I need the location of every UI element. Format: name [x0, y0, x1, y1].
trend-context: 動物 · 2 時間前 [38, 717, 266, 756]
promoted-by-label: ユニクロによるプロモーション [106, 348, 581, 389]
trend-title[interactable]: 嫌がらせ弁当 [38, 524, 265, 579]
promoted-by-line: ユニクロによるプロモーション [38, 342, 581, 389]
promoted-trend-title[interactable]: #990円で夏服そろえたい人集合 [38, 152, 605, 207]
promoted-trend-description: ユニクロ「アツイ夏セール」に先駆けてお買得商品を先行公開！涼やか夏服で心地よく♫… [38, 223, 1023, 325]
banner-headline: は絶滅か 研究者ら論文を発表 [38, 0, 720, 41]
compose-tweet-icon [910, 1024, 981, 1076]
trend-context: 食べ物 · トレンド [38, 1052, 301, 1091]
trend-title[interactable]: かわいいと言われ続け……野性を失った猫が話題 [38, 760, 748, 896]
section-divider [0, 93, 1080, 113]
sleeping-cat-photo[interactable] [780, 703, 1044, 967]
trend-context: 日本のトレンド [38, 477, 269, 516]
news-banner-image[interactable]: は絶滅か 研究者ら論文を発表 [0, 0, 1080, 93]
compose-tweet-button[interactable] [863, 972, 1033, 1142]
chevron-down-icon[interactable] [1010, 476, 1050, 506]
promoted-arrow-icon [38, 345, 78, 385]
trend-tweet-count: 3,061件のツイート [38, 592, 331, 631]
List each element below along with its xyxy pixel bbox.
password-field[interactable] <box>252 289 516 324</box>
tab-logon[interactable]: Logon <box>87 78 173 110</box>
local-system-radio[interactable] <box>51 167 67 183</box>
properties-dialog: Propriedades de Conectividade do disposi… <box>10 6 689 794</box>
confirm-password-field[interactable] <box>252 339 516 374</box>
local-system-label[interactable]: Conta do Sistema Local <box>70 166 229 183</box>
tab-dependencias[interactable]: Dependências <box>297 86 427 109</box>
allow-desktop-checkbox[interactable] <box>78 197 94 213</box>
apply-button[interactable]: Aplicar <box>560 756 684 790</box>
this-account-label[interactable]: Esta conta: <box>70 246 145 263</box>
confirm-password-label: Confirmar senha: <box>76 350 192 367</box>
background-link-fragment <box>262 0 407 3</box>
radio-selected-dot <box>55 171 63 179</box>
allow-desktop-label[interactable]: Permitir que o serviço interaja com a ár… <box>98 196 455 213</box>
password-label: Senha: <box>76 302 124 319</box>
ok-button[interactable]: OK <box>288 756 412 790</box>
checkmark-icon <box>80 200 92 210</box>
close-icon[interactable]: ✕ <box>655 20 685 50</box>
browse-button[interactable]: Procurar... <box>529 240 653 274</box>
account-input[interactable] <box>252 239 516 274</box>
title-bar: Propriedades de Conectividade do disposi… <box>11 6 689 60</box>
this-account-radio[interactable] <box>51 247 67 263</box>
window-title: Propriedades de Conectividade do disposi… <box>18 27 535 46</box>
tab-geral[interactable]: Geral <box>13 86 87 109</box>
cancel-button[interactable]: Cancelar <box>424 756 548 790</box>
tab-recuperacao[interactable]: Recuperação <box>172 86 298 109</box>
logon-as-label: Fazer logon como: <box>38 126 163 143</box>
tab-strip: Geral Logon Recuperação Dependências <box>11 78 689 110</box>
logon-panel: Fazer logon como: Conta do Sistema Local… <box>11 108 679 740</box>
━━━
(DE OPGAVE): Geef alle regels van de bovenstaande gegevens weer als een Markdown-tabel met de kolommen Nr en Regel. Elke niet-lege regel krijgt een eigen rij met een volgnummer, en lege regels laat je weg.

(UITGEWERKTE OPLOSSING):
| Nr | Regel |
|---|---|
| 1 | I need the location of every UI element. Format: name [x0, y0, x1, y1]. |
| 2 | trend-context: 動物 · 2 時間前 [38, 717, 266, 756] |
| 3 | promoted-by-label: ユニクロによるプロモーション [106, 348, 581, 389] |
| 4 | trend-title[interactable]: 嫌がらせ弁当 [38, 524, 265, 579] |
| 5 | promoted-by-line: ユニクロによるプロモーション [38, 342, 581, 389] |
| 6 | promoted-trend-title[interactable]: #990円で夏服そろえたい人集合 [38, 152, 605, 207] |
| 7 | promoted-trend-description: ユニクロ「アツイ夏セール」に先駆けてお買得商品を先行公開！涼やか夏服で心地よく♫… [38, 223, 1023, 325] |
| 8 | banner-headline: は絶滅か 研究者ら論文を発表 [38, 0, 720, 41] |
| 9 | compose-tweet-icon [910, 1024, 981, 1076] |
| 10 | trend-context: 食べ物 · トレンド [38, 1052, 301, 1091] |
| 11 | trend-title[interactable]: かわいいと言われ続け……野性を失った猫が話題 [38, 760, 748, 896] |
| 12 | section-divider [0, 93, 1080, 113] |
| 13 | sleeping-cat-photo[interactable] [780, 703, 1044, 967] |
| 14 | trend-context: 日本のトレンド [38, 477, 269, 516] |
| 15 | news-banner-image[interactable]: は絶滅か 研究者ら論文を発表 [0, 0, 1080, 93] |
| 16 | compose-tweet-button[interactable] [863, 972, 1033, 1142] |
| 17 | chevron-down-icon[interactable] [1010, 476, 1050, 506] |
| 18 | promoted-arrow-icon [38, 345, 78, 385] |
| 19 | trend-tweet-count: 3,061件のツイート [38, 592, 331, 631] |
| 20 | List each element below along with its xyxy pixel bbox. |
| 21 | password-field[interactable] <box>252 289 516 324</box> |
| 22 | tab-logon[interactable]: Logon <box>87 78 173 110</box> |
| 23 | local-system-radio[interactable] <box>51 167 67 183</box> |
| 24 | properties-dialog: Propriedades de Conectividade do disposi… <box>10 6 689 794</box> |
| 25 | confirm-password-field[interactable] <box>252 339 516 374</box> |
| 26 | local-system-label[interactable]: Conta do Sistema Local <box>70 166 229 183</box> |
| 27 | tab-dependencias[interactable]: Dependências <box>297 86 427 109</box> |
| 28 | allow-desktop-checkbox[interactable] <box>78 197 94 213</box> |
| 29 | apply-button[interactable]: Aplicar <box>560 756 684 790</box> |
| 30 | this-account-label[interactable]: Esta conta: <box>70 246 145 263</box> |
| 31 | confirm-password-label: Confirmar senha: <box>76 350 192 367</box> |
| 32 | background-link-fragment <box>262 0 407 3</box> |
| 33 | radio-selected-dot <box>55 171 63 179</box> |
| 34 | allow-desktop-label[interactable]: Permitir que o serviço interaja com a ár… <box>98 196 455 213</box> |
| 35 | password-label: Senha: <box>76 302 124 319</box> |
| 36 | ok-button[interactable]: OK <box>288 756 412 790</box> |
| 37 | checkmark-icon <box>80 200 92 210</box> |
| 38 | close-icon[interactable]: ✕ <box>655 20 685 50</box> |
| 39 | browse-button[interactable]: Procurar... <box>529 240 653 274</box> |
| 40 | account-input[interactable] <box>252 239 516 274</box> |
| 41 | title-bar: Propriedades de Conectividade do disposi… <box>11 6 689 60</box> |
| 42 | this-account-radio[interactable] <box>51 247 67 263</box> |
| 43 | window-title: Propriedades de Conectividade do disposi… <box>18 27 535 46</box> |
| 44 | tab-geral[interactable]: Geral <box>13 86 87 109</box> |
| 45 | cancel-button[interactable]: Cancelar <box>424 756 548 790</box> |
| 46 | tab-recuperacao[interactable]: Recuperação <box>172 86 298 109</box> |
| 47 | logon-as-label: Fazer logon como: <box>38 126 163 143</box> |
| 48 | tab-strip: Geral Logon Recuperação Dependências <box>11 78 689 110</box> |
| 49 | logon-panel: Fazer logon como: Conta do Sistema Local… <box>11 108 679 740</box> |